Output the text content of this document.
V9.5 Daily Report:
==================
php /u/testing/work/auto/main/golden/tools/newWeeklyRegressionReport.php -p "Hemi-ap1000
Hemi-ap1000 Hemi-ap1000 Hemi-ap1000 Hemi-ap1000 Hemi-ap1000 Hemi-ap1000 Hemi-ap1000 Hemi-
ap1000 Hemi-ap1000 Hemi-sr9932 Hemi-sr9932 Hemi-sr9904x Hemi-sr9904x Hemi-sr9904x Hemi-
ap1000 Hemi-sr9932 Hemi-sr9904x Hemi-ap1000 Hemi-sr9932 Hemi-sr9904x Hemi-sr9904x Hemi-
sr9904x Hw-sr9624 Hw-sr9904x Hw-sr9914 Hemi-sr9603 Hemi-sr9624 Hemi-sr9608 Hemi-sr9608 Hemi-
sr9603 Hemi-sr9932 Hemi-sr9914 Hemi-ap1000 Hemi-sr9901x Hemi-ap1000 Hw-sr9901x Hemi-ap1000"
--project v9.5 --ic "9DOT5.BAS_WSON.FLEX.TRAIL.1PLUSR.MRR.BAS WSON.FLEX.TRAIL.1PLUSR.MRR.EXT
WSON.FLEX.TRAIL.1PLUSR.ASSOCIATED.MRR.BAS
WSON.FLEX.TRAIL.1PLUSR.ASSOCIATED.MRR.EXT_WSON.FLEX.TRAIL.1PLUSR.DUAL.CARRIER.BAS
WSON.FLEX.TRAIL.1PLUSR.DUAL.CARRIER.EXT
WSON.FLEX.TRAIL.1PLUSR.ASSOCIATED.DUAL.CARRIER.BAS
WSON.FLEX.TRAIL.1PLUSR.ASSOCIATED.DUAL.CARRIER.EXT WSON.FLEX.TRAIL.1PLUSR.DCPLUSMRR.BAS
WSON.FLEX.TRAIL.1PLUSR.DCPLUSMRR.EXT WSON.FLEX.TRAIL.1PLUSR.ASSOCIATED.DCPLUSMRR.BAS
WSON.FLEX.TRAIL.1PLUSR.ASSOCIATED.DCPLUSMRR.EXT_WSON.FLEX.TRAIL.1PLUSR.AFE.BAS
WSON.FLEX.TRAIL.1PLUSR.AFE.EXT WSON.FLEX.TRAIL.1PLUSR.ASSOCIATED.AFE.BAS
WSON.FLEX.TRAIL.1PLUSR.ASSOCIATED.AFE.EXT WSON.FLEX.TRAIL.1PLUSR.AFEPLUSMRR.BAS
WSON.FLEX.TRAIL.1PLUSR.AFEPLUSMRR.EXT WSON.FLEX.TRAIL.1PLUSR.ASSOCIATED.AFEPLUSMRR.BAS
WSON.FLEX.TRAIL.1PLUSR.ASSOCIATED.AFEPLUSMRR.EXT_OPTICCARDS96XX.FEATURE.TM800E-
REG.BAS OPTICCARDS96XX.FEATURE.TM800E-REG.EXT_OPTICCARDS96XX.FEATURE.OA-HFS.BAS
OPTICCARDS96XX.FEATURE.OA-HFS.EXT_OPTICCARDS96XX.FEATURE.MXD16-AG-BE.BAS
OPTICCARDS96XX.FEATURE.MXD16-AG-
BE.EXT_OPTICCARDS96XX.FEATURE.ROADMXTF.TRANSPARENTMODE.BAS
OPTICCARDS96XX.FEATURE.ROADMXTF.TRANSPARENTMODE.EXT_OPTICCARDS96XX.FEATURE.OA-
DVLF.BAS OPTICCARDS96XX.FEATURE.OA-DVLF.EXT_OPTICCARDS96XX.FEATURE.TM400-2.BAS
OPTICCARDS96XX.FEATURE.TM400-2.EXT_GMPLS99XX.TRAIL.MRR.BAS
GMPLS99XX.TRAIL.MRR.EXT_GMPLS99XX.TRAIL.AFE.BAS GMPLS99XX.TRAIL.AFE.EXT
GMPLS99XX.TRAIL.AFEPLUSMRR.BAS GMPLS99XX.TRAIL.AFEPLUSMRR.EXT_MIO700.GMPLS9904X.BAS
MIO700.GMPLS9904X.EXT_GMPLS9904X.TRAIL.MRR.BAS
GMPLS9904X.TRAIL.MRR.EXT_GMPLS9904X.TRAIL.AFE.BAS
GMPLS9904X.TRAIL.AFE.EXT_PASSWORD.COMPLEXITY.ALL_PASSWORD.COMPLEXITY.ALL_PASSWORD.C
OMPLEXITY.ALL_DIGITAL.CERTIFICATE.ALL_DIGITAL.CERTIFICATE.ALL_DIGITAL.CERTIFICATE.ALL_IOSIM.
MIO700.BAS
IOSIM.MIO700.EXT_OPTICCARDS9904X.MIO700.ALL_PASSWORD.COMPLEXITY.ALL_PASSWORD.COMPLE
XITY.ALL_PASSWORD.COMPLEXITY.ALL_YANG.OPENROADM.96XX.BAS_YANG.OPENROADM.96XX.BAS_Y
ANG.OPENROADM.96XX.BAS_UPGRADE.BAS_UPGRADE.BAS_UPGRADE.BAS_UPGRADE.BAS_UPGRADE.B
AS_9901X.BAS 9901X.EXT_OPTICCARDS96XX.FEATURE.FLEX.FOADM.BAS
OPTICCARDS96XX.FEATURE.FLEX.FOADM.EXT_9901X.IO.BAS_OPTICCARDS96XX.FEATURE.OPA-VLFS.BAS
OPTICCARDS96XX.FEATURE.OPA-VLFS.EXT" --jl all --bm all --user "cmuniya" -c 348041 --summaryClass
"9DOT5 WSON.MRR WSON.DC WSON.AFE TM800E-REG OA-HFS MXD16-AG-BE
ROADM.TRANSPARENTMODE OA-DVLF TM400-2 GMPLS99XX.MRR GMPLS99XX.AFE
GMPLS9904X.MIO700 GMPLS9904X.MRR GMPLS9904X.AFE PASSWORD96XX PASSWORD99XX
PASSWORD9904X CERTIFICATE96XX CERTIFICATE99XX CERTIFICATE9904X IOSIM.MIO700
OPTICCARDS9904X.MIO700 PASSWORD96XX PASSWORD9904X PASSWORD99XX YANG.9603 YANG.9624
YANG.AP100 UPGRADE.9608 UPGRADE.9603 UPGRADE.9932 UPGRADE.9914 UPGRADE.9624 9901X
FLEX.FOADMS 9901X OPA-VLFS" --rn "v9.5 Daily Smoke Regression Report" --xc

○ ○ ○ ○ ○

■ What is required ■
Identify the lines in the entries that hold "ROADMXTF" and return each one.

■ The completed task ■
BE.EXT_OPTICCARDS96XX.FEATURE.ROADMXTF.TRANSPARENTMODE.BAS
OPTICCARDS96XX.FEATURE.ROADMXTF.TRANSPARENTMODE.EXT_OPTICCARDS96XX.FEATURE.OA-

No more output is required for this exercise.